## Instructions for the task
Return all lines with the word "Born" in them.
======
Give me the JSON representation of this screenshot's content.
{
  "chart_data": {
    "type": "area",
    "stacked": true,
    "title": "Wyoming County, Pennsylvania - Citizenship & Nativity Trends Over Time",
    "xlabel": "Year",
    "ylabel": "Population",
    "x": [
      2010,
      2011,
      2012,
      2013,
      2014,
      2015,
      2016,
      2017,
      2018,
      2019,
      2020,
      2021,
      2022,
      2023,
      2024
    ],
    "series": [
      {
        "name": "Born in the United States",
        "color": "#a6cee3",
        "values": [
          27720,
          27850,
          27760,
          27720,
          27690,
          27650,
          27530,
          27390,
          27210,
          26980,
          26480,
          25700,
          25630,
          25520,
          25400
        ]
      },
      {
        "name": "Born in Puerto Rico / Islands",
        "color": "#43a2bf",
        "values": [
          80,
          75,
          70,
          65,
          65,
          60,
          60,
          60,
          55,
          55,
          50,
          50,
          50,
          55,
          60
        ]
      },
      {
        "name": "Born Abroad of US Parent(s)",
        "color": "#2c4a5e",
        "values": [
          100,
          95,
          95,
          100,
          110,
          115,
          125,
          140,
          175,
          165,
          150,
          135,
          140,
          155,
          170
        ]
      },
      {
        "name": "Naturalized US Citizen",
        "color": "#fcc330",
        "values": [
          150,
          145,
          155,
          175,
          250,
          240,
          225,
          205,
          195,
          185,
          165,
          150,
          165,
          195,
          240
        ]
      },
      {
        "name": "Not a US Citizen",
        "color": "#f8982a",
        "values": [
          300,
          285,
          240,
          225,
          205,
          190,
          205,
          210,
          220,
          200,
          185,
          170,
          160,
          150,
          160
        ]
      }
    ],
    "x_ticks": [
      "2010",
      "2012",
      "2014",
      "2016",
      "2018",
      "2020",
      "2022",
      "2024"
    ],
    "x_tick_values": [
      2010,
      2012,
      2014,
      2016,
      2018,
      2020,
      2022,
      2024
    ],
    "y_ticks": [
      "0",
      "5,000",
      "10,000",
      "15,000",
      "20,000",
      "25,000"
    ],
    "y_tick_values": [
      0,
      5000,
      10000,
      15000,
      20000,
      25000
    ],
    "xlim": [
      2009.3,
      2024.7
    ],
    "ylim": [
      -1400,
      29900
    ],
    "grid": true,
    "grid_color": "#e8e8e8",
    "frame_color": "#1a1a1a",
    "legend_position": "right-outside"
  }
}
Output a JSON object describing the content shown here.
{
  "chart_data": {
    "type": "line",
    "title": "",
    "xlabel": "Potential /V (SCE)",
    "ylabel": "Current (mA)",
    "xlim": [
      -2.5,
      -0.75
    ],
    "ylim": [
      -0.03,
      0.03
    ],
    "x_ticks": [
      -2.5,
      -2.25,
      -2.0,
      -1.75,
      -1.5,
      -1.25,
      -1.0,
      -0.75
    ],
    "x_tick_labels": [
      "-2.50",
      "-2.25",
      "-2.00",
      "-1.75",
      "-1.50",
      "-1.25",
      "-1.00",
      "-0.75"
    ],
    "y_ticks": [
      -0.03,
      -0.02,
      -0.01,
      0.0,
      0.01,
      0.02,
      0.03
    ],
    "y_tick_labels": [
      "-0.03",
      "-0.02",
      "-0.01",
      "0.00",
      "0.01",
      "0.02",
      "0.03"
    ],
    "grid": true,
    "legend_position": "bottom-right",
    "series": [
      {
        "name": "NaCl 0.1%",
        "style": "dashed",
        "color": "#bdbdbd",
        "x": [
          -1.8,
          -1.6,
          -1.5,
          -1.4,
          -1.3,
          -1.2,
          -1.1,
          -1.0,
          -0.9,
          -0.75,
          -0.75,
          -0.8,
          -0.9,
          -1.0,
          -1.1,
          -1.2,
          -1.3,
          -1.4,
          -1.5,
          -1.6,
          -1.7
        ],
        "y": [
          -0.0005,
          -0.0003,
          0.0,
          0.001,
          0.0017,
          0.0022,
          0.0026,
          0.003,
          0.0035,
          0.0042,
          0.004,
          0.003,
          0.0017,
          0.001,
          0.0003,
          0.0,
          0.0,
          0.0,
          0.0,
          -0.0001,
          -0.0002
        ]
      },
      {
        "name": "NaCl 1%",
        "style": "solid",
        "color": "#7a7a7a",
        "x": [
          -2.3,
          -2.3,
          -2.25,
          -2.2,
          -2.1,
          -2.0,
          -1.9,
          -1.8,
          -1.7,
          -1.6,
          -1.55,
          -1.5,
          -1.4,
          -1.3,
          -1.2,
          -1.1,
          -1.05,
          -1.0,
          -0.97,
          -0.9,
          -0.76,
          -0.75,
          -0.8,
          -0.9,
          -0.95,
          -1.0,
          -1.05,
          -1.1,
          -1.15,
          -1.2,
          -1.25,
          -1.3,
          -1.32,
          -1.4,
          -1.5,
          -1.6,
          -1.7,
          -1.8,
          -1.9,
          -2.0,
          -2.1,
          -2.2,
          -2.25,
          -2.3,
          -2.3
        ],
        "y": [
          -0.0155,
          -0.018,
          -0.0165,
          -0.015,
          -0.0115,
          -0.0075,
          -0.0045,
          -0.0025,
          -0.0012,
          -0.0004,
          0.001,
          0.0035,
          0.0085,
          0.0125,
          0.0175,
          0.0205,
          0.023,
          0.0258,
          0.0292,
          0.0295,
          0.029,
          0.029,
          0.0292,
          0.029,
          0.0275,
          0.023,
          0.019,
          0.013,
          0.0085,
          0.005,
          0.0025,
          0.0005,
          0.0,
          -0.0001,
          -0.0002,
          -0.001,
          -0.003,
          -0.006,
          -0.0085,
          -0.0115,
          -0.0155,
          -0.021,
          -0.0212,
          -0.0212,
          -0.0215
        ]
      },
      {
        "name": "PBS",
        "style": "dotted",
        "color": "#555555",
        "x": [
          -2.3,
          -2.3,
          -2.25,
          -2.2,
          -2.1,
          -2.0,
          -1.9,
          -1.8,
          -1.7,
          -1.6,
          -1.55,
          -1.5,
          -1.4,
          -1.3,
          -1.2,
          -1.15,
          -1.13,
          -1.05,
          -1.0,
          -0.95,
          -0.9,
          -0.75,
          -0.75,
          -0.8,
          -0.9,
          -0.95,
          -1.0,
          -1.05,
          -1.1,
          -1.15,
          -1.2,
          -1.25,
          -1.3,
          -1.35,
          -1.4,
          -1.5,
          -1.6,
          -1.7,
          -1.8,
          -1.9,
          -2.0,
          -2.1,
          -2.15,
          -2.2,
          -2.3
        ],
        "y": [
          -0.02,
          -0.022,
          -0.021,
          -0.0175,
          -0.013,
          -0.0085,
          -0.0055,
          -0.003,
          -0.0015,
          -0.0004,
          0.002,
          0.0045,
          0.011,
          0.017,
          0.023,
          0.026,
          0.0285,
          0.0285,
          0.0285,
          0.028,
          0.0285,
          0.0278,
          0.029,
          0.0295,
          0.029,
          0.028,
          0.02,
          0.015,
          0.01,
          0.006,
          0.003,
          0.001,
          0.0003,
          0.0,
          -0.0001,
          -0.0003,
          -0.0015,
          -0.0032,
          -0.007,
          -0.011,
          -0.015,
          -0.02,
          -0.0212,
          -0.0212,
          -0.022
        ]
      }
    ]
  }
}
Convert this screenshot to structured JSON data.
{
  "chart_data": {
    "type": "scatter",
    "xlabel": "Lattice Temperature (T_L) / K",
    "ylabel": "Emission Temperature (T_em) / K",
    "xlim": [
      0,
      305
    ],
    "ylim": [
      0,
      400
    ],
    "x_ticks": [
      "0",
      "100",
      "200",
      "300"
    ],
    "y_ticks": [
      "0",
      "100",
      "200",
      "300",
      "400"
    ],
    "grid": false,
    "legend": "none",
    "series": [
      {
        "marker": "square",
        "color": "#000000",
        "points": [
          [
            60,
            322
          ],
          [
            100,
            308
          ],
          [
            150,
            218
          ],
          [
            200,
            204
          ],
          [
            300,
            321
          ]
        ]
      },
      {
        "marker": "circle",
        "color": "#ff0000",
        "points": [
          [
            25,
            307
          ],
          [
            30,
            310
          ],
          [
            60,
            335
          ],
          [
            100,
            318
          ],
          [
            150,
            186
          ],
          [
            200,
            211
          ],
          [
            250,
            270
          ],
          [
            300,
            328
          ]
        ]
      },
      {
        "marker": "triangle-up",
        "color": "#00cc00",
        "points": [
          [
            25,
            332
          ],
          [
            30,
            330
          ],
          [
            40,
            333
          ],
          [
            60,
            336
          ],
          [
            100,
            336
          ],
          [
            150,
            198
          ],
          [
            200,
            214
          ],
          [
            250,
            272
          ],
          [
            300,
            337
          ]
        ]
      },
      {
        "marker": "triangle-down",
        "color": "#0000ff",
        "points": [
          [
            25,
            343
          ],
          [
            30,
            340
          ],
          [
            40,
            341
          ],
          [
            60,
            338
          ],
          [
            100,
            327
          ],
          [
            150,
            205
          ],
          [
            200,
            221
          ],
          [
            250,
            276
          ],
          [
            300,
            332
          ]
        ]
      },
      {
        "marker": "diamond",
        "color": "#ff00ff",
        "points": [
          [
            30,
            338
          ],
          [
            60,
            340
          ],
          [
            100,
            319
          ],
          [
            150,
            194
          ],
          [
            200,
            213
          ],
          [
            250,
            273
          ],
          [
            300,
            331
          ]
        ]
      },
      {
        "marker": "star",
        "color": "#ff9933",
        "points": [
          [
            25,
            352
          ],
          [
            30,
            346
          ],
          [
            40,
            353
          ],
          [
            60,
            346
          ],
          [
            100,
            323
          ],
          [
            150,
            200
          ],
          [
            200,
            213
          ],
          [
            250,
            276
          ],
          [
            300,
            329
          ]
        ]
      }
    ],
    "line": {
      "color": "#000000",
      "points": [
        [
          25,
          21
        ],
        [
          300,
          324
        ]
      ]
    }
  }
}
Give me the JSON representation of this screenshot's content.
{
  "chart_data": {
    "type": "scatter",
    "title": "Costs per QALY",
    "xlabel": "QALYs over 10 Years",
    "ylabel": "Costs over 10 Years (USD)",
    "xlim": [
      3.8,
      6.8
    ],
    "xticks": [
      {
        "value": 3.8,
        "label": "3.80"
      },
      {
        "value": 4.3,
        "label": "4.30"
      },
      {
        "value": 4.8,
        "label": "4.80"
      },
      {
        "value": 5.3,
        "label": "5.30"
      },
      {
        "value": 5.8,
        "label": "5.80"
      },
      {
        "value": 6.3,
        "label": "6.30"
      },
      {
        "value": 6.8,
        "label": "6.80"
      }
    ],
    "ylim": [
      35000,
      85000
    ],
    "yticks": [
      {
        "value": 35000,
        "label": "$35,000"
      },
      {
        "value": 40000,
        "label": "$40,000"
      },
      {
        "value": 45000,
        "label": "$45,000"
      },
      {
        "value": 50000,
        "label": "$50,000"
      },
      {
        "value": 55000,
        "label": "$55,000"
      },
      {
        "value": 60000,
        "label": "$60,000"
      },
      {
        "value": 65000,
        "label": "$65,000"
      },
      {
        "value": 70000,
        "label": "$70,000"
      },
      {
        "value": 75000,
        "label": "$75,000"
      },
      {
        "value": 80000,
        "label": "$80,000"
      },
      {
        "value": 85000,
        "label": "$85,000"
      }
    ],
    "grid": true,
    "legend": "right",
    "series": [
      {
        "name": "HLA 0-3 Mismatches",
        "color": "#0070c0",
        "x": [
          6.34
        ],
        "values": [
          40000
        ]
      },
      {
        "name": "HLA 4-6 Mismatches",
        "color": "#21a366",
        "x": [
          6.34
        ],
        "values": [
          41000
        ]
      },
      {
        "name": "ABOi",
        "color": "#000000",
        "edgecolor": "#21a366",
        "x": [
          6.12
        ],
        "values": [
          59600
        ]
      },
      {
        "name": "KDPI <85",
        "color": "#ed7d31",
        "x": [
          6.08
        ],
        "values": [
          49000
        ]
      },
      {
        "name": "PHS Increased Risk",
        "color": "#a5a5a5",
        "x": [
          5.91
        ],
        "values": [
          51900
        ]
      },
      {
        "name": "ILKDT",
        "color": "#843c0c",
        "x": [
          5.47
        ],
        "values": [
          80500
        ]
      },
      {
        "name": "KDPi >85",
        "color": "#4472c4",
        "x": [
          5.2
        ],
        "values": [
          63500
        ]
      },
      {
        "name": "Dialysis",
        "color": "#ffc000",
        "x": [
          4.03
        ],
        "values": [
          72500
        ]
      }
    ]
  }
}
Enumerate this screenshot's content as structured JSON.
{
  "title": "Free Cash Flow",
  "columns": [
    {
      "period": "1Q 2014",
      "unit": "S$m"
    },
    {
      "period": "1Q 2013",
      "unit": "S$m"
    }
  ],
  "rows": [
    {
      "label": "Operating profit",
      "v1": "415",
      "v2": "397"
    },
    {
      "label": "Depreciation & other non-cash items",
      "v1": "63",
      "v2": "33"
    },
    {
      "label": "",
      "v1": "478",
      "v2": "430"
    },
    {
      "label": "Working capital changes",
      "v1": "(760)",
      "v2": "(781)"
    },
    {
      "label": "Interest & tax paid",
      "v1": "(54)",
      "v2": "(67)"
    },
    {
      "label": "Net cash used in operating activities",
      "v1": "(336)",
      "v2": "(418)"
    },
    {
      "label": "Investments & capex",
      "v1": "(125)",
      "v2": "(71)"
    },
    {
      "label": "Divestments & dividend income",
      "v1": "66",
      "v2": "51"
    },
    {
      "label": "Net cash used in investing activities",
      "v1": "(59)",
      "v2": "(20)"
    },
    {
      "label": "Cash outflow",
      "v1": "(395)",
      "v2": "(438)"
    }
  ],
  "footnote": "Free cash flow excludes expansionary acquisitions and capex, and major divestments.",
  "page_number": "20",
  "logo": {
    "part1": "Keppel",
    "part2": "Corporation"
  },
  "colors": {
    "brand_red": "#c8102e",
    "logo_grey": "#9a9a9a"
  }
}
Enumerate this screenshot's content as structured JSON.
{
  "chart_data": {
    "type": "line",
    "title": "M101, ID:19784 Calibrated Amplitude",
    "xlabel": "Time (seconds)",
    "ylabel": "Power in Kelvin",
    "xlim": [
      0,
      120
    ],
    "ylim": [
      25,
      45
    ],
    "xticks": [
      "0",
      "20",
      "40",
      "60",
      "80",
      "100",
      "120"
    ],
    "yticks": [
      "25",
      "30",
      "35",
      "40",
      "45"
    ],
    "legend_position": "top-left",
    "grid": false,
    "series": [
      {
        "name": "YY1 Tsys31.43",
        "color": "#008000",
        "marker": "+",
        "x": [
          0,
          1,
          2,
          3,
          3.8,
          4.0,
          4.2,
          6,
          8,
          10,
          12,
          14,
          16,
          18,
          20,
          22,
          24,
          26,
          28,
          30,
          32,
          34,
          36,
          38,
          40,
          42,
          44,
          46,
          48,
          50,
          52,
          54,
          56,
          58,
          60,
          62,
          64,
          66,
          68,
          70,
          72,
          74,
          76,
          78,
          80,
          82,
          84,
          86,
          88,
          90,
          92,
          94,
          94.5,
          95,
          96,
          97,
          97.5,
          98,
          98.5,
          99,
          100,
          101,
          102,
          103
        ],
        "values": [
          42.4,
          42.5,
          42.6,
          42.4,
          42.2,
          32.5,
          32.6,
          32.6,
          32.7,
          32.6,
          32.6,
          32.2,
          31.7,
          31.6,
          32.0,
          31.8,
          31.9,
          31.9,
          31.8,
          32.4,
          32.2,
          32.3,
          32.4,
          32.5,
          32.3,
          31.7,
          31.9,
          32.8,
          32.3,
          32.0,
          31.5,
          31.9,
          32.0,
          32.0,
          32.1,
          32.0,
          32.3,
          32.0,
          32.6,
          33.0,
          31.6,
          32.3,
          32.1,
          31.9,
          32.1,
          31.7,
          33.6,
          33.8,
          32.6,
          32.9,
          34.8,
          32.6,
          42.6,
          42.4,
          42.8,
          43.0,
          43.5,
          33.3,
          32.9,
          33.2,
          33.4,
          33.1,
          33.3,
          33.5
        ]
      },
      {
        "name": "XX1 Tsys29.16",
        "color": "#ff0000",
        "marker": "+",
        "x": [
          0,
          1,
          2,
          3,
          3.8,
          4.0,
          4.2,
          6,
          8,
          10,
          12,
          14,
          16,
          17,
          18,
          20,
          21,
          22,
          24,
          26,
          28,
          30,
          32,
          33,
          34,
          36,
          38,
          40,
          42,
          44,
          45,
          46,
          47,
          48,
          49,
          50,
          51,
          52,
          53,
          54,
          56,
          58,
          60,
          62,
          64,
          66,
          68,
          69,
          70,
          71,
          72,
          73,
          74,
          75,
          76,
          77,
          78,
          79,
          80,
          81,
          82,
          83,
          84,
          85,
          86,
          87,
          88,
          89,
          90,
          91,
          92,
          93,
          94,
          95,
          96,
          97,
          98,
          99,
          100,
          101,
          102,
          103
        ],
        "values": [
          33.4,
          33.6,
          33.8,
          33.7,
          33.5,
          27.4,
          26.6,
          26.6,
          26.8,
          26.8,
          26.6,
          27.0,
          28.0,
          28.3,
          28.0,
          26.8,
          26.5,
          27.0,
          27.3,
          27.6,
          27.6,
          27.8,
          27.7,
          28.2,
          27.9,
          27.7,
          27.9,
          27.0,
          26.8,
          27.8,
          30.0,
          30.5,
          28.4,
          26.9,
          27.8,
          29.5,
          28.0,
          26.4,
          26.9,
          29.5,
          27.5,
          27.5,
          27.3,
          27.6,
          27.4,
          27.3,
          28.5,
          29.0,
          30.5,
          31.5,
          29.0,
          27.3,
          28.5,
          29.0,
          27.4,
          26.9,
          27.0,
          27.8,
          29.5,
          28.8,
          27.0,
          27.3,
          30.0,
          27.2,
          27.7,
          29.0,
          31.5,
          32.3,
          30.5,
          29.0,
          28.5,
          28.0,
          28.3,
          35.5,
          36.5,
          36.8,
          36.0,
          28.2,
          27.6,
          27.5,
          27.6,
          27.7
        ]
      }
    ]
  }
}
======
## Expected answer
        "name": "Born in the United States",
        "name": "Born in Puerto Rico / Islands",
        "name": "Born Abroad of US Parent(s)",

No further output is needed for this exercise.